---------- Data provided ----------
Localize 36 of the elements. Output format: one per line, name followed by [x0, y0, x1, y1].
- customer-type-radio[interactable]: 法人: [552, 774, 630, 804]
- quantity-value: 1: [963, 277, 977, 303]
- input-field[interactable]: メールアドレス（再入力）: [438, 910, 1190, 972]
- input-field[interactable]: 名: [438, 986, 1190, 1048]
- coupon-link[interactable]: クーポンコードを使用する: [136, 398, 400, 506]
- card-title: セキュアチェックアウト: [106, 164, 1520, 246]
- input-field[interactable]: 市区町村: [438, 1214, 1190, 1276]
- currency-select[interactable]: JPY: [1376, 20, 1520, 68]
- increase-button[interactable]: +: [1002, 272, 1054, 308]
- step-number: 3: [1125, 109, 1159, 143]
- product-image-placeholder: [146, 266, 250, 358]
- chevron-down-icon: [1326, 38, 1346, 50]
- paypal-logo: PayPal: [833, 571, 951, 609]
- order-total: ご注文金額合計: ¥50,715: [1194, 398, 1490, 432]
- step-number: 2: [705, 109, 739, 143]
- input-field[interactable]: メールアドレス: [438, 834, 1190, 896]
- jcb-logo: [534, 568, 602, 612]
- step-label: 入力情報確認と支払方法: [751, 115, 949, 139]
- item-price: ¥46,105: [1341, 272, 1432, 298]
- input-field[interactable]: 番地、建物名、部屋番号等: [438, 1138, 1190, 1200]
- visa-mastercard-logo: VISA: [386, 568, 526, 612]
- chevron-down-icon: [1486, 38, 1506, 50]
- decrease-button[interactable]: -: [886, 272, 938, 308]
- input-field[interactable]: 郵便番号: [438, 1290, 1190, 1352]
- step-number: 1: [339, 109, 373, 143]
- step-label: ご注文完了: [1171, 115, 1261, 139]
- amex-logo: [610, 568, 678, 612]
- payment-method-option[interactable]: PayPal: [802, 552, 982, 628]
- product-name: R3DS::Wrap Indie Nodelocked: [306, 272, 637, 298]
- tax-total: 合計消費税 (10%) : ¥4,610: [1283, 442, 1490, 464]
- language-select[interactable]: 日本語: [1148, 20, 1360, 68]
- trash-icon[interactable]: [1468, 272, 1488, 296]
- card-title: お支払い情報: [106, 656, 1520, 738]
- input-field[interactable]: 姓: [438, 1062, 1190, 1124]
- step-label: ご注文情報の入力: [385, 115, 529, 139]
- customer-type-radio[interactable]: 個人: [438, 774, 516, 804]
----------
• [Exercise directions]:
Reproduce the listing above line for line, without altering anything.

• [Result of the task]:
Localize 36 of the elements. Output format: one per line, name followed by [x0, y0, x1, y1].
- customer-type-radio[interactable]: 法人: [552, 774, 630, 804]
- quantity-value: 1: [963, 277, 977, 303]
- input-field[interactable]: メールアドレス（再入力）: [438, 910, 1190, 972]
- input-field[interactable]: 名: [438, 986, 1190, 1048]
- coupon-link[interactable]: クーポンコードを使用する: [136, 398, 400, 506]
- card-title: セキュアチェックアウト: [106, 164, 1520, 246]
- input-field[interactable]: 市区町村: [438, 1214, 1190, 1276]
- currency-select[interactable]: JPY: [1376, 20, 1520, 68]
- increase-button[interactable]: +: [1002, 272, 1054, 308]
- step-number: 3: [1125, 109, 1159, 143]
- product-image-placeholder: [146, 266, 250, 358]
- chevron-down-icon: [1326, 38, 1346, 50]
- paypal-logo: PayPal: [833, 571, 951, 609]
- order-total: ご注文金額合計: ¥50,715: [1194, 398, 1490, 432]
- step-number: 2: [705, 109, 739, 143]
- input-field[interactable]: メールアドレス: [438, 834, 1190, 896]
- jcb-logo: [534, 568, 602, 612]
- step-label: 入力情報確認と支払方法: [751, 115, 949, 139]
- item-price: ¥46,105: [1341, 272, 1432, 298]
- input-field[interactable]: 番地、建物名、部屋番号等: [438, 1138, 1190, 1200]
- visa-mastercard-logo: VISA: [386, 568, 526, 612]
- chevron-down-icon: [1486, 38, 1506, 50]
- decrease-button[interactable]: -: [886, 272, 938, 308]
- input-field[interactable]: 郵便番号: [438, 1290, 1190, 1352]
- step-number: 1: [339, 109, 373, 143]
- step-label: ご注文完了: [1171, 115, 1261, 139]
- amex-logo: [610, 568, 678, 612]
- payment-method-option[interactable]: PayPal: [802, 552, 982, 628]
- product-name: R3DS::Wrap Indie Nodelocked: [306, 272, 637, 298]
- tax-total: 合計消費税 (10%) : ¥4,610: [1283, 442, 1490, 464]
- language-select[interactable]: 日本語: [1148, 20, 1360, 68]
- trash-icon[interactable]: [1468, 272, 1488, 296]
- card-title: お支払い情報: [106, 656, 1520, 738]
- input-field[interactable]: 姓: [438, 1062, 1190, 1124]
- step-label: ご注文情報の入力: [385, 115, 529, 139]
- customer-type-radio[interactable]: 個人: [438, 774, 516, 804]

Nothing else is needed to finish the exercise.